◆ THE REQUEST: Find each line with the word "from" and copy it.

# Start of SOURCE RECORDS

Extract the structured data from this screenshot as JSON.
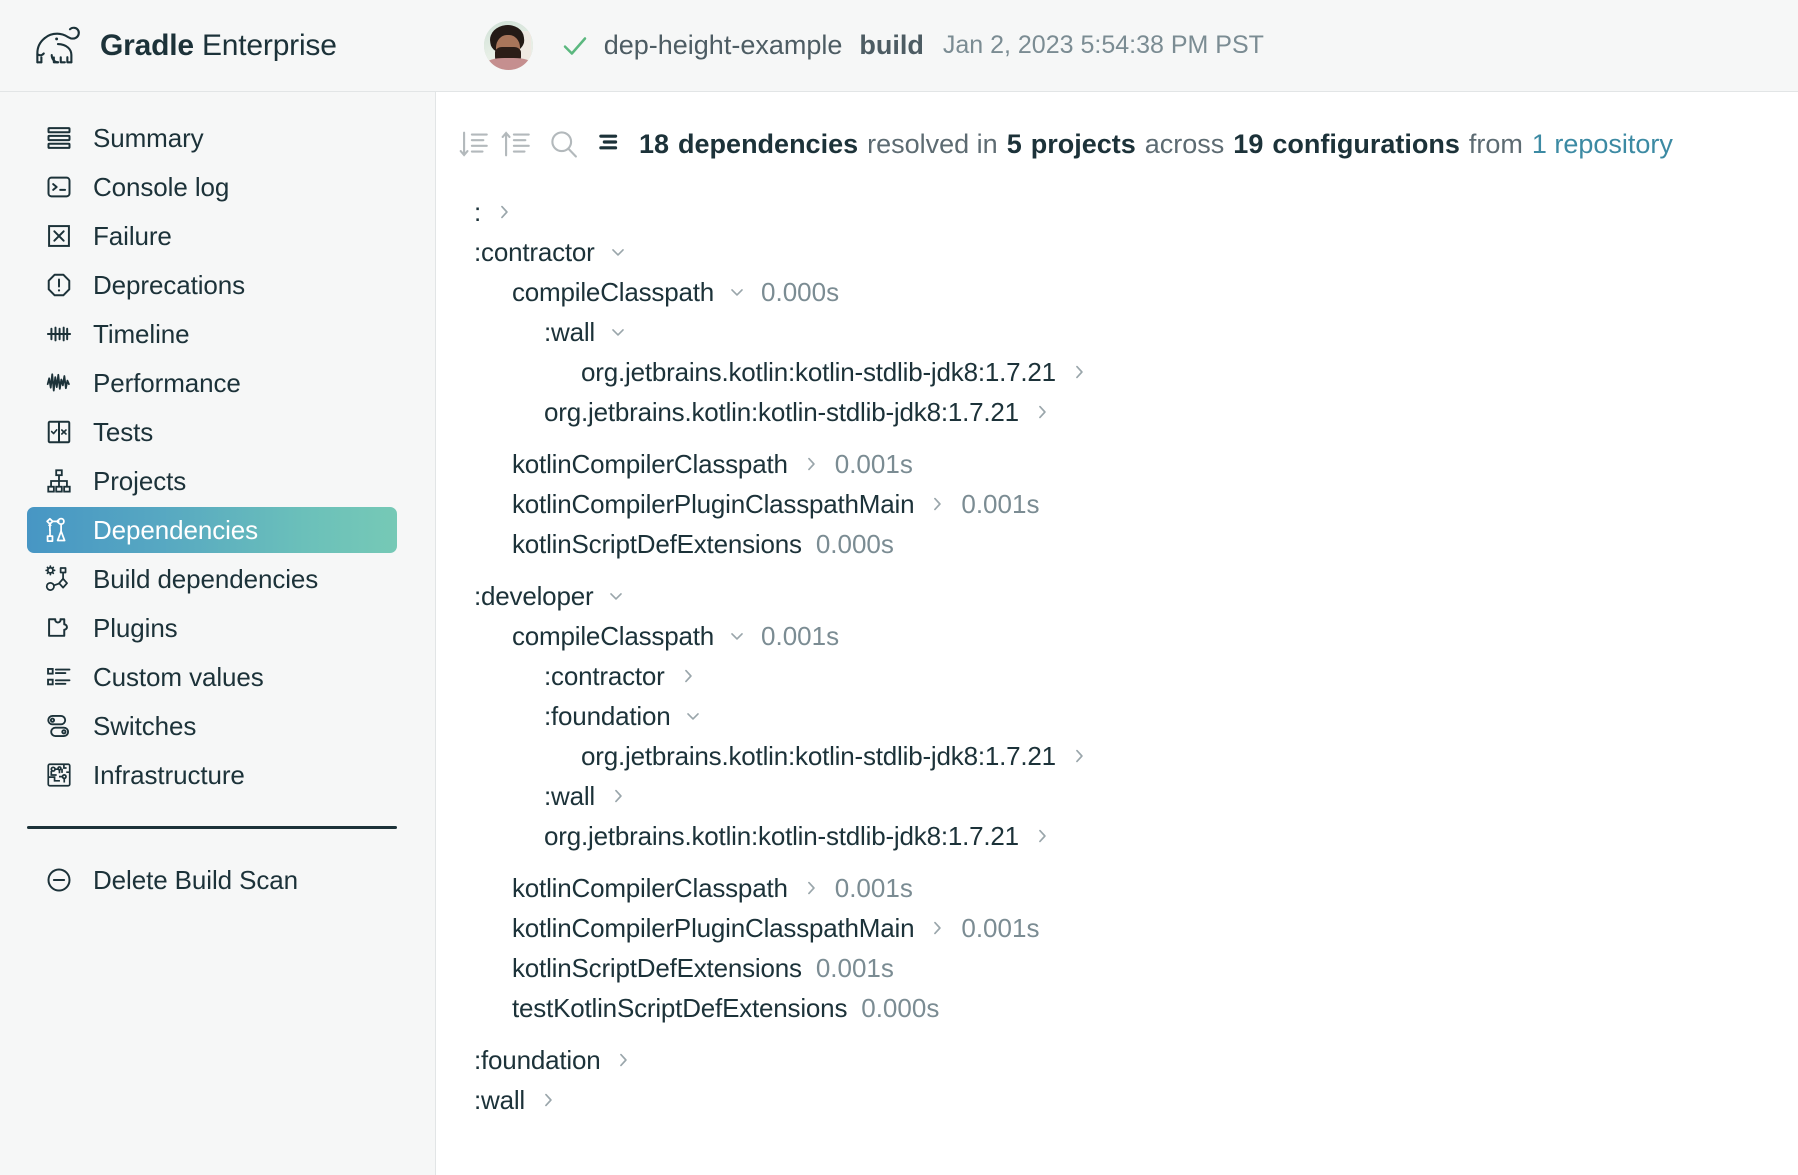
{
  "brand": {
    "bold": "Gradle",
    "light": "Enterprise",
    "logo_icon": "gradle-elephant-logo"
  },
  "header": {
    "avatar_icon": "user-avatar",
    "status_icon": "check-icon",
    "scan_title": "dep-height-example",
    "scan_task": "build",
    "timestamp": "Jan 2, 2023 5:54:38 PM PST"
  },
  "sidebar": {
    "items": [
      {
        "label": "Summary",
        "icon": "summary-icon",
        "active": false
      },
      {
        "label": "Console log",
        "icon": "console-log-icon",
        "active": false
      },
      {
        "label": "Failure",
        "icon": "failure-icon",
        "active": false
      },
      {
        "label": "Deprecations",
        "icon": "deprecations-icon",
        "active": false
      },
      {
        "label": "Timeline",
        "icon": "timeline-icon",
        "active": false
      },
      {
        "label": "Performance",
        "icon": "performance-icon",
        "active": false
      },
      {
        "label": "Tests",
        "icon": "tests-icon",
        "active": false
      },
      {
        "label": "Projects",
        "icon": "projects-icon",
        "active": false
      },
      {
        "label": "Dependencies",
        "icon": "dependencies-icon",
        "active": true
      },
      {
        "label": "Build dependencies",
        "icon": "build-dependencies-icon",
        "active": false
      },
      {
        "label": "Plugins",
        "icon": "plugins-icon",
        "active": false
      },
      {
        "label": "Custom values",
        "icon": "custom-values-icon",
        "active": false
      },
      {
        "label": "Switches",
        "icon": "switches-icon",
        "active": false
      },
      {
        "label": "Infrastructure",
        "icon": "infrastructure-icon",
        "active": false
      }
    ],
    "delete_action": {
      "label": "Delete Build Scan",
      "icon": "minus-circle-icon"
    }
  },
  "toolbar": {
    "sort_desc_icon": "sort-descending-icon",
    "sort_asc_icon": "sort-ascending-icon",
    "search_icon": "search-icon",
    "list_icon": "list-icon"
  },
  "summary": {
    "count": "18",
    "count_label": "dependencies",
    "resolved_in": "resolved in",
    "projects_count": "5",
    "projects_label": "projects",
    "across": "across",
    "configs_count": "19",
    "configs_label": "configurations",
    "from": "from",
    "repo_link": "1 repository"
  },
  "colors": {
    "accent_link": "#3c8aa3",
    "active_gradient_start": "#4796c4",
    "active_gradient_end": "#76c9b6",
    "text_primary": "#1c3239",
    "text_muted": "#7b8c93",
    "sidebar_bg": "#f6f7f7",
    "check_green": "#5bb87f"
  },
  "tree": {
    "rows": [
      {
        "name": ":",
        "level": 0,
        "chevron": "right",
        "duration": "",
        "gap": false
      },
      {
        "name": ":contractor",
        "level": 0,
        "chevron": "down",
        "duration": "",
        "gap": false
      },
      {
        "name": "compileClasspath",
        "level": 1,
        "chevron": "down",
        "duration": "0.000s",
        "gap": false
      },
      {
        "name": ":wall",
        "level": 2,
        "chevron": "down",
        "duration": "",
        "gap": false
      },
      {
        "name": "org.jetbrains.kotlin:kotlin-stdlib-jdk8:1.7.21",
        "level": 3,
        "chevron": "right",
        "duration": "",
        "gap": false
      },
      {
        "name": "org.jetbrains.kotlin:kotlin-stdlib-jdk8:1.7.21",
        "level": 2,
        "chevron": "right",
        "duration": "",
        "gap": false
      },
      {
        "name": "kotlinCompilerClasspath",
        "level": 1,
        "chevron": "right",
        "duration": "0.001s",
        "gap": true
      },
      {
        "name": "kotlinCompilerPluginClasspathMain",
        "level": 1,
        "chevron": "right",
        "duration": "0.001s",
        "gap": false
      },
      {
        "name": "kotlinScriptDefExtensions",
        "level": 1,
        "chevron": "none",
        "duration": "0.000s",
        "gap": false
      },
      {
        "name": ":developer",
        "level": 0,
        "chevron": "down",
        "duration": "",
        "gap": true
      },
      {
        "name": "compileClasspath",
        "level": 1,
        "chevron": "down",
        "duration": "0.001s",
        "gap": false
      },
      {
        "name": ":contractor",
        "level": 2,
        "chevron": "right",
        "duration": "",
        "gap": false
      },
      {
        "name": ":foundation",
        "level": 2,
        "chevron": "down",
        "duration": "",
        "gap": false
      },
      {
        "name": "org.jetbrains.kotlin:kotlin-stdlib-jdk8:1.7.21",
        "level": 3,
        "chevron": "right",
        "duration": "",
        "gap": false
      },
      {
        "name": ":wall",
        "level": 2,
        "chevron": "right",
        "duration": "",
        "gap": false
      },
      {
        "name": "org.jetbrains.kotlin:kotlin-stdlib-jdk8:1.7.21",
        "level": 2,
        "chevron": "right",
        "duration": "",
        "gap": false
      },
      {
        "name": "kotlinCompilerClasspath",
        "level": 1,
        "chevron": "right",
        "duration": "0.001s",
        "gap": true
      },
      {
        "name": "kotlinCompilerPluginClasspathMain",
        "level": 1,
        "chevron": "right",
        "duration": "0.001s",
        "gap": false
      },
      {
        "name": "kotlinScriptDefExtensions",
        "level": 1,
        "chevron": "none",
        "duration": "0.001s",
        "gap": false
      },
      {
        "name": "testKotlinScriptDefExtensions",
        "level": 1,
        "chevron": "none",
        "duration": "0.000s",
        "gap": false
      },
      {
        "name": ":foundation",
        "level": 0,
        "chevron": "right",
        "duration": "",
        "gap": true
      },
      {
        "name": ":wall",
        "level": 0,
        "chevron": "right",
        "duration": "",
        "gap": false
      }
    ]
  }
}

# End of SOURCE RECORDS
# Start of SOURCE RECORDS

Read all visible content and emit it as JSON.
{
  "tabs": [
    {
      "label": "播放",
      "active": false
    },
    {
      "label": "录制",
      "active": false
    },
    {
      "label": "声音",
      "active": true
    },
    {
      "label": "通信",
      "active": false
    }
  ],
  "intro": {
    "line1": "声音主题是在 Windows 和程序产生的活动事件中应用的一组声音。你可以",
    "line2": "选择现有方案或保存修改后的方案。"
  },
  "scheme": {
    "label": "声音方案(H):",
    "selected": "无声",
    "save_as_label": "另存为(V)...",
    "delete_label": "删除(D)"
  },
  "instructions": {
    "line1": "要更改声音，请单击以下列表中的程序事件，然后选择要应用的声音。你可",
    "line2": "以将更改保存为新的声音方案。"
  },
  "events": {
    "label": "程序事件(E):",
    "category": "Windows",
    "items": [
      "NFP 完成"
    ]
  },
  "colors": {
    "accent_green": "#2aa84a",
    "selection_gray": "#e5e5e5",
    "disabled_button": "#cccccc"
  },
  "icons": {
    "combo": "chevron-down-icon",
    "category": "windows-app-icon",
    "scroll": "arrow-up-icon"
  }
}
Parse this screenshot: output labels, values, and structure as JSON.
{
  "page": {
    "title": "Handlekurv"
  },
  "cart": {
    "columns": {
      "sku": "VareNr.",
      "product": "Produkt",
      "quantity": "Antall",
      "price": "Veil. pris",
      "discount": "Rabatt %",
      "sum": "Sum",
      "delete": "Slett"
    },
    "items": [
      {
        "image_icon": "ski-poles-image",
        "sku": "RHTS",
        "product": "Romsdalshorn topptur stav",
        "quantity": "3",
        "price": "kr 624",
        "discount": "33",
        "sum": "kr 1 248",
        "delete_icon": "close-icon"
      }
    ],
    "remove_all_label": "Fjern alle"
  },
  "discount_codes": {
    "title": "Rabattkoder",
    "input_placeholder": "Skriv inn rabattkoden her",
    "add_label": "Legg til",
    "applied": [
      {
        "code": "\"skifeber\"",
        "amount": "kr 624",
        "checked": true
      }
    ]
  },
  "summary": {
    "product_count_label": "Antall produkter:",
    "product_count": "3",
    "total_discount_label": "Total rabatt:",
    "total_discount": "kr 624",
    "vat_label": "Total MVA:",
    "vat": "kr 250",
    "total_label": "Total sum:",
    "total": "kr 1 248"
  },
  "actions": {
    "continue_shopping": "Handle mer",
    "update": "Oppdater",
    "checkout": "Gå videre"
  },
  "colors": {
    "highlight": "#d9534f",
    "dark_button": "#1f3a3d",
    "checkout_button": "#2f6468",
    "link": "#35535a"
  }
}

# End of SOURCE RECORDS

◆ RESPONSE TO THIS EXERCISE:
Extract the structured data from this screenshot as JSON.
    "from": "from",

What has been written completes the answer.